§ **Task statement**
Your task is to retype each line of the data below exactly.

--- Start of Listed entries ---

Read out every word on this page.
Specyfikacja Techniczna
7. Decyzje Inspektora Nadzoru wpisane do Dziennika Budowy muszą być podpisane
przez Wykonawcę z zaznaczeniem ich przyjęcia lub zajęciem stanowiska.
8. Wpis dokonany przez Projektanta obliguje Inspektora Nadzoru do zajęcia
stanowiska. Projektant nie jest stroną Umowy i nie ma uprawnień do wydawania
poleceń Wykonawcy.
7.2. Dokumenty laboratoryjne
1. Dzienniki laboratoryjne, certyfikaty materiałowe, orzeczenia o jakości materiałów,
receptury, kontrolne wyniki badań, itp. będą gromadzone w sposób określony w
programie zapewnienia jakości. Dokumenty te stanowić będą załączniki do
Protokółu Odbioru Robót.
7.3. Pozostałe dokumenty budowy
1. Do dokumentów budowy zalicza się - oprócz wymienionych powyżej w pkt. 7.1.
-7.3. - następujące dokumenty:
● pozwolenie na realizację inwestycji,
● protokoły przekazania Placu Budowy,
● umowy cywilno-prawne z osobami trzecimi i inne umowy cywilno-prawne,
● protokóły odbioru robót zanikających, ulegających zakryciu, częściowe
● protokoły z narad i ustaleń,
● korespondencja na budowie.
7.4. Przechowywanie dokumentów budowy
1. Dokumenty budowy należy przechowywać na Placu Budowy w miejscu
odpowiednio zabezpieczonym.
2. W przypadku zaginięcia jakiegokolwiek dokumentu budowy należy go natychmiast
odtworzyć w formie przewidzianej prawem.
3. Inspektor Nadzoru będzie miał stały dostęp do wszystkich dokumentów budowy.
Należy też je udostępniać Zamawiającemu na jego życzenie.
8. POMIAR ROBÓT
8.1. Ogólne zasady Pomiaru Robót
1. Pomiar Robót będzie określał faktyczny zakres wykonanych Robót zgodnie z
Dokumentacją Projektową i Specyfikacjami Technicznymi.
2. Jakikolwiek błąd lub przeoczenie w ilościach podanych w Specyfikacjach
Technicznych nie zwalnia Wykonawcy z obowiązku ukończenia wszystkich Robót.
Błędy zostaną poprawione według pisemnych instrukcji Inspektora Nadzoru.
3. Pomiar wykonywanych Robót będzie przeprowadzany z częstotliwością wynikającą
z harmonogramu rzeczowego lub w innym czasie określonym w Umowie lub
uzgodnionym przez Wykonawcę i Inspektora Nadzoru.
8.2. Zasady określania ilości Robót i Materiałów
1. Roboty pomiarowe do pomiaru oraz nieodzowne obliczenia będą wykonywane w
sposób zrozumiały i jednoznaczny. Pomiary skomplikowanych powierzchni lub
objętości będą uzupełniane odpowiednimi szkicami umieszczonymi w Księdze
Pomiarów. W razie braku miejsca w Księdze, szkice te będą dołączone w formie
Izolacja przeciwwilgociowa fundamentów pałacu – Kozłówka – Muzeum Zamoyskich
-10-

--- End of Listed entries ---

§ **Exercise solution**
Read out every word on this page.
Specyfikacja Techniczna
7. Decyzje Inspektora Nadzoru wpisane do Dziennika Budowy muszą być podpisane
przez Wykonawcę z zaznaczeniem ich przyjęcia lub zajęciem stanowiska.
8. Wpis dokonany przez Projektanta obliguje Inspektora Nadzoru do zajęcia
stanowiska. Projektant nie jest stroną Umowy i nie ma uprawnień do wydawania
poleceń Wykonawcy.
7.2. Dokumenty laboratoryjne
1. Dzienniki laboratoryjne, certyfikaty materiałowe, orzeczenia o jakości materiałów,
receptury, kontrolne wyniki badań, itp. będą gromadzone w sposób określony w
programie zapewnienia jakości. Dokumenty te stanowić będą załączniki do
Protokółu Odbioru Robót.
7.3. Pozostałe dokumenty budowy
1. Do dokumentów budowy zalicza się - oprócz wymienionych powyżej w pkt. 7.1.
-7.3. - następujące dokumenty:
● pozwolenie na realizację inwestycji,
● protokoły przekazania Placu Budowy,
● umowy cywilno-prawne z osobami trzecimi i inne umowy cywilno-prawne,
● protokóły odbioru robót zanikających, ulegających zakryciu, częściowe
● protokoły z narad i ustaleń,
● korespondencja na budowie.
7.4. Przechowywanie dokumentów budowy
1. Dokumenty budowy należy przechowywać na Placu Budowy w miejscu
odpowiednio zabezpieczonym.
2. W przypadku zaginięcia jakiegokolwiek dokumentu budowy należy go natychmiast
odtworzyć w formie przewidzianej prawem.
3. Inspektor Nadzoru będzie miał stały dostęp do wszystkich dokumentów budowy.
Należy też je udostępniać Zamawiającemu na jego życzenie.
8. POMIAR ROBÓT
8.1. Ogólne zasady Pomiaru Robót
1. Pomiar Robót będzie określał faktyczny zakres wykonanych Robót zgodnie z
Dokumentacją Projektową i Specyfikacjami Technicznymi.
2. Jakikolwiek błąd lub przeoczenie w ilościach podanych w Specyfikacjach
Technicznych nie zwalnia Wykonawcy z obowiązku ukończenia wszystkich Robót.
Błędy zostaną poprawione według pisemnych instrukcji Inspektora Nadzoru.
3. Pomiar wykonywanych Robót będzie przeprowadzany z częstotliwością wynikającą
z harmonogramu rzeczowego lub w innym czasie określonym w Umowie lub
uzgodnionym przez Wykonawcę i Inspektora Nadzoru.
8.2. Zasady określania ilości Robót i Materiałów
1. Roboty pomiarowe do pomiaru oraz nieodzowne obliczenia będą wykonywane w
sposób zrozumiały i jednoznaczny. Pomiary skomplikowanych powierzchni lub
objętości będą uzupełniane odpowiednimi szkicami umieszczonymi w Księdze
Pomiarów. W razie braku miejsca w Księdze, szkice te będą dołączone w formie
Izolacja przeciwwilgociowa fundamentów pałacu – Kozłówka – Muzeum Zamoyskich
-10-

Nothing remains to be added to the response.